Problem to solve: Locate the string "this" throughout the material and copy every line in which it occurs.

Record set:
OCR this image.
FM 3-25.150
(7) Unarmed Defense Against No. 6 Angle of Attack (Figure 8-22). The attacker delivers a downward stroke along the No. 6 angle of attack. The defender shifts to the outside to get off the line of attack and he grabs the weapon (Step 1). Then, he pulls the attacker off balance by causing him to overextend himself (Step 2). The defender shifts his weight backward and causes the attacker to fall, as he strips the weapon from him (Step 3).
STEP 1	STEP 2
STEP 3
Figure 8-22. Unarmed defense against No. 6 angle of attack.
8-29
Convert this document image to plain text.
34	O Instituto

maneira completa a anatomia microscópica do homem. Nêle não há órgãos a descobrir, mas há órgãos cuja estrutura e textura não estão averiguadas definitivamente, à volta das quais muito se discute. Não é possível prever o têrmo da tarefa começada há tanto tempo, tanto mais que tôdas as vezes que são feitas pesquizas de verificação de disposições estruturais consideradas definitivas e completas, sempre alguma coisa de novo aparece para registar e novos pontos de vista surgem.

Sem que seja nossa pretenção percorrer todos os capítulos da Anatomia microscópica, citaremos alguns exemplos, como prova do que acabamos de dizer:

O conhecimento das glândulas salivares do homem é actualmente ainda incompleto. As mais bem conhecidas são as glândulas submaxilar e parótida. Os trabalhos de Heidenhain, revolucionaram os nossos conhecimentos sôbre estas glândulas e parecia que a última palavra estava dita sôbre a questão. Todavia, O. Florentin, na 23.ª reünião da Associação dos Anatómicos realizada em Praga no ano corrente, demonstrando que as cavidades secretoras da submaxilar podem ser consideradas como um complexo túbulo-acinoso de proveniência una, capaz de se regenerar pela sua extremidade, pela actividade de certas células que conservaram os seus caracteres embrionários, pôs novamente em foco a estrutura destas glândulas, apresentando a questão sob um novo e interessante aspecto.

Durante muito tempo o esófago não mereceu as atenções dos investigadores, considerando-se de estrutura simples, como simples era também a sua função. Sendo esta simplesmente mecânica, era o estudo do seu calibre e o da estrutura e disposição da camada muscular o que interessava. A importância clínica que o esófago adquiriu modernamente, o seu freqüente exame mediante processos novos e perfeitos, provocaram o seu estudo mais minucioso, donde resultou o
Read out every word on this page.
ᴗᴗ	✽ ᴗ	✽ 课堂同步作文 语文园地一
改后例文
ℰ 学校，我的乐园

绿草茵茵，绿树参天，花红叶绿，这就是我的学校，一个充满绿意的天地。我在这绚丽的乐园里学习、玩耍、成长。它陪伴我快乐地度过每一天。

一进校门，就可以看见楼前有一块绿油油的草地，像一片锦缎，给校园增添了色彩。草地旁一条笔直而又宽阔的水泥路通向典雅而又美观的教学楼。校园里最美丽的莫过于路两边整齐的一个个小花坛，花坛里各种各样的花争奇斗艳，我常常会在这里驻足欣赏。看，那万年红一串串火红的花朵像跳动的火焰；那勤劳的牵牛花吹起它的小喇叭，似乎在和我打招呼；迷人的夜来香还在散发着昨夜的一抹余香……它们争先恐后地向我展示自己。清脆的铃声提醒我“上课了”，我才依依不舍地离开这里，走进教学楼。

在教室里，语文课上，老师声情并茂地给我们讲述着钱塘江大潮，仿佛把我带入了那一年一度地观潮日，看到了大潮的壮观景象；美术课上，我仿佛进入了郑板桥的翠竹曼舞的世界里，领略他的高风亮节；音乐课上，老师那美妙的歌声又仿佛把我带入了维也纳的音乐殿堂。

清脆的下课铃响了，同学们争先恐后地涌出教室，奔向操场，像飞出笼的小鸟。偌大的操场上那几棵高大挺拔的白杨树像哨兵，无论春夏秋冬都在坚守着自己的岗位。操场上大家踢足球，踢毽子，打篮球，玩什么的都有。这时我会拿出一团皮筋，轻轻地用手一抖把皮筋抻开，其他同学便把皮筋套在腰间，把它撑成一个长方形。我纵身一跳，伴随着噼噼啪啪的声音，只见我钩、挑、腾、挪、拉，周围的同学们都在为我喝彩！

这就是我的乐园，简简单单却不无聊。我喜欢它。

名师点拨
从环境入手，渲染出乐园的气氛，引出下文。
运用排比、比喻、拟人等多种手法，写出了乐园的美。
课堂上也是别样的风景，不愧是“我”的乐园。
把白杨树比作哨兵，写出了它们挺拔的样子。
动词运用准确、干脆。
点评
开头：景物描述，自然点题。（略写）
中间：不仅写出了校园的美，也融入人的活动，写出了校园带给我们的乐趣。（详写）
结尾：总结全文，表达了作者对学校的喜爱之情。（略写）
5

Answer to the problem:
OCR this image.
Convert this document image to plain text.
Read out every word on this page.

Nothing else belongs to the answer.